Your task is to output the entries below word for word.
= = =
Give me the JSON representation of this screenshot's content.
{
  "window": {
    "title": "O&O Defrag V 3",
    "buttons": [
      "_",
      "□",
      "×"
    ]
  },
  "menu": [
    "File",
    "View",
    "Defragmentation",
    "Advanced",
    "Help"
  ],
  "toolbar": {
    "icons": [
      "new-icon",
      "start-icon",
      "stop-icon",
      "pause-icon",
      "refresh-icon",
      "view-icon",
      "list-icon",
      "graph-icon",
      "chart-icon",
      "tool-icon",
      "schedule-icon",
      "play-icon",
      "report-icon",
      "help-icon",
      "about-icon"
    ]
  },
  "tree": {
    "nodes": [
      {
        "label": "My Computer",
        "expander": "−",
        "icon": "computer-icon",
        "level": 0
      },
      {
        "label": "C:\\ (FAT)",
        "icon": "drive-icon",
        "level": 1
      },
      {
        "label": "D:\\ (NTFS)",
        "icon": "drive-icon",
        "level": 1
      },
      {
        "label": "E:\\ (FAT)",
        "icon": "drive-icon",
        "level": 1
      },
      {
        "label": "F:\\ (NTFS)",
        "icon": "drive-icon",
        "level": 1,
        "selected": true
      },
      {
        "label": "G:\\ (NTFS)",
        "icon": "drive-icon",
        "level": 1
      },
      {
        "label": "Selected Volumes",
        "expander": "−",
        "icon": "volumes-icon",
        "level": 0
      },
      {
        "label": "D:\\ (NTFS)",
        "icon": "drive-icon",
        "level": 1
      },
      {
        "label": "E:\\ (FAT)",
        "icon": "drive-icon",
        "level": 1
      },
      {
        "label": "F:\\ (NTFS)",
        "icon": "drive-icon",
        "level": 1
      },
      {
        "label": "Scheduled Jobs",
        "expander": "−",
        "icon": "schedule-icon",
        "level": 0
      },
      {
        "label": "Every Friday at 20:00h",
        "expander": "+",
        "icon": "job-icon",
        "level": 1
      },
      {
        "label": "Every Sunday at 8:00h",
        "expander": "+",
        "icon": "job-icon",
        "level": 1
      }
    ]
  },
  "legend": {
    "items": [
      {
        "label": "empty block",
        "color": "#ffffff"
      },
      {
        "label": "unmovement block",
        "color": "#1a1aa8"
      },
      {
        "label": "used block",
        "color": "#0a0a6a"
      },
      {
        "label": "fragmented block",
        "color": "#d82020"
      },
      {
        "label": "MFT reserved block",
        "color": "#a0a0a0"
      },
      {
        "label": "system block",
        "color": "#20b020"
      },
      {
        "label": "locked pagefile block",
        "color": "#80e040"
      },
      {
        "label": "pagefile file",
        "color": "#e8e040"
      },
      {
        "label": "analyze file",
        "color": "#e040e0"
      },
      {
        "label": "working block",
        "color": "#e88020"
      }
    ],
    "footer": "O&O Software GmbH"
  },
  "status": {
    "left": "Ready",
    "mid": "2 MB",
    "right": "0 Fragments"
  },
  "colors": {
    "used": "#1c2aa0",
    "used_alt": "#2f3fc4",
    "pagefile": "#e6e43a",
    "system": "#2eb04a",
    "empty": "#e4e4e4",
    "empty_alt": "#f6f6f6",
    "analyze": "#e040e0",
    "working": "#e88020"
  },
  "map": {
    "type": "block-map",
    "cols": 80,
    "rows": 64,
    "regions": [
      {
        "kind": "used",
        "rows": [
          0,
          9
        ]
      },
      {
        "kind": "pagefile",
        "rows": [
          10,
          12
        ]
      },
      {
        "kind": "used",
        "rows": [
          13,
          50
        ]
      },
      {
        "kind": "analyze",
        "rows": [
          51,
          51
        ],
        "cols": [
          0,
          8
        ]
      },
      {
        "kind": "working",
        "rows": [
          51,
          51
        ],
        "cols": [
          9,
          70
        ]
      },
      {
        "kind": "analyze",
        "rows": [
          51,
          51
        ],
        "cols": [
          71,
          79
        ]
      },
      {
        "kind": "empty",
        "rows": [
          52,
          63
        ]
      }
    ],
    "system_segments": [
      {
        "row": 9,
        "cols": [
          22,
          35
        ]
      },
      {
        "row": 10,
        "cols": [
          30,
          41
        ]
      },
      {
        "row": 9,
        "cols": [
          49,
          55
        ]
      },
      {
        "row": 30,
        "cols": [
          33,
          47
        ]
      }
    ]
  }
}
= = =
» **Answer for this exercise**:
Give me the JSON representation of this screenshot's content.
{
  "window": {
    "title": "O&O Defrag V 3",
    "buttons": [
      "_",
      "□",
      "×"
    ]
  },
  "menu": [
    "File",
    "View",
    "Defragmentation",
    "Advanced",
    "Help"
  ],
  "toolbar": {
    "icons": [
      "new-icon",
      "start-icon",
      "stop-icon",
      "pause-icon",
      "refresh-icon",
      "view-icon",
      "list-icon",
      "graph-icon",
      "chart-icon",
      "tool-icon",
      "schedule-icon",
      "play-icon",
      "report-icon",
      "help-icon",
      "about-icon"
    ]
  },
  "tree": {
    "nodes": [
      {
        "label": "My Computer",
        "expander": "−",
        "icon": "computer-icon",
        "level": 0
      },
      {
        "label": "C:\\ (FAT)",
        "icon": "drive-icon",
        "level": 1
      },
      {
        "label": "D:\\ (NTFS)",
        "icon": "drive-icon",
        "level": 1
      },
      {
        "label": "E:\\ (FAT)",
        "icon": "drive-icon",
        "level": 1
      },
      {
        "label": "F:\\ (NTFS)",
        "icon": "drive-icon",
        "level": 1,
        "selected": true
      },
      {
        "label": "G:\\ (NTFS)",
        "icon": "drive-icon",
        "level": 1
      },
      {
        "label": "Selected Volumes",
        "expander": "−",
        "icon": "volumes-icon",
        "level": 0
      },
      {
        "label": "D:\\ (NTFS)",
        "icon": "drive-icon",
        "level": 1
      },
      {
        "label": "E:\\ (FAT)",
        "icon": "drive-icon",
        "level": 1
      },
      {
        "label": "F:\\ (NTFS)",
        "icon": "drive-icon",
        "level": 1
      },
      {
        "label": "Scheduled Jobs",
        "expander": "−",
        "icon": "schedule-icon",
        "level": 0
      },
      {
        "label": "Every Friday at 20:00h",
        "expander": "+",
        "icon": "job-icon",
        "level": 1
      },
      {
        "label": "Every Sunday at 8:00h",
        "expander": "+",
        "icon": "job-icon",
        "level": 1
      }
    ]
  },
  "legend": {
    "items": [
      {
        "label": "empty block",
        "color": "#ffffff"
      },
      {
        "label": "unmovement block",
        "color": "#1a1aa8"
      },
      {
        "label": "used block",
        "color": "#0a0a6a"
      },
      {
        "label": "fragmented block",
        "color": "#d82020"
      },
      {
        "label": "MFT reserved block",
        "color": "#a0a0a0"
      },
      {
        "label": "system block",
        "color": "#20b020"
      },
      {
        "label": "locked pagefile block",
        "color": "#80e040"
      },
      {
        "label": "pagefile file",
        "color": "#e8e040"
      },
      {
        "label": "analyze file",
        "color": "#e040e0"
      },
      {
        "label": "working block",
        "color": "#e88020"
      }
    ],
    "footer": "O&O Software GmbH"
  },
  "status": {
    "left": "Ready",
    "mid": "2 MB",
    "right": "0 Fragments"
  },
  "colors": {
    "used": "#1c2aa0",
    "used_alt": "#2f3fc4",
    "pagefile": "#e6e43a",
    "system": "#2eb04a",
    "empty": "#e4e4e4",
    "empty_alt": "#f6f6f6",
    "analyze": "#e040e0",
    "working": "#e88020"
  },
  "map": {
    "type": "block-map",
    "cols": 80,
    "rows": 64,
    "regions": [
      {
        "kind": "used",
        "rows": [
          0,
          9
        ]
      },
      {
        "kind": "pagefile",
        "rows": [
          10,
          12
        ]
      },
      {
        "kind": "used",
        "rows": [
          13,
          50
        ]
      },
      {
        "kind": "analyze",
        "rows": [
          51,
          51
        ],
        "cols": [
          0,
          8
        ]
      },
      {
        "kind": "working",
        "rows": [
          51,
          51
        ],
        "cols": [
          9,
          70
        ]
      },
      {
        "kind": "analyze",
        "rows": [
          51,
          51
        ],
        "cols": [
          71,
          79
        ]
      },
      {
        "kind": "empty",
        "rows": [
          52,
          63
        ]
      }
    ],
    "system_segments": [
      {
        "row": 9,
        "cols": [
          22,
          35
        ]
      },
      {
        "row": 10,
        "cols": [
          30,
          41
        ]
      },
      {
        "row": 9,
        "cols": [
          49,
          55
        ]
      },
      {
        "row": 30,
        "cols": [
          33,
          47
        ]
      }
    ]
  }
}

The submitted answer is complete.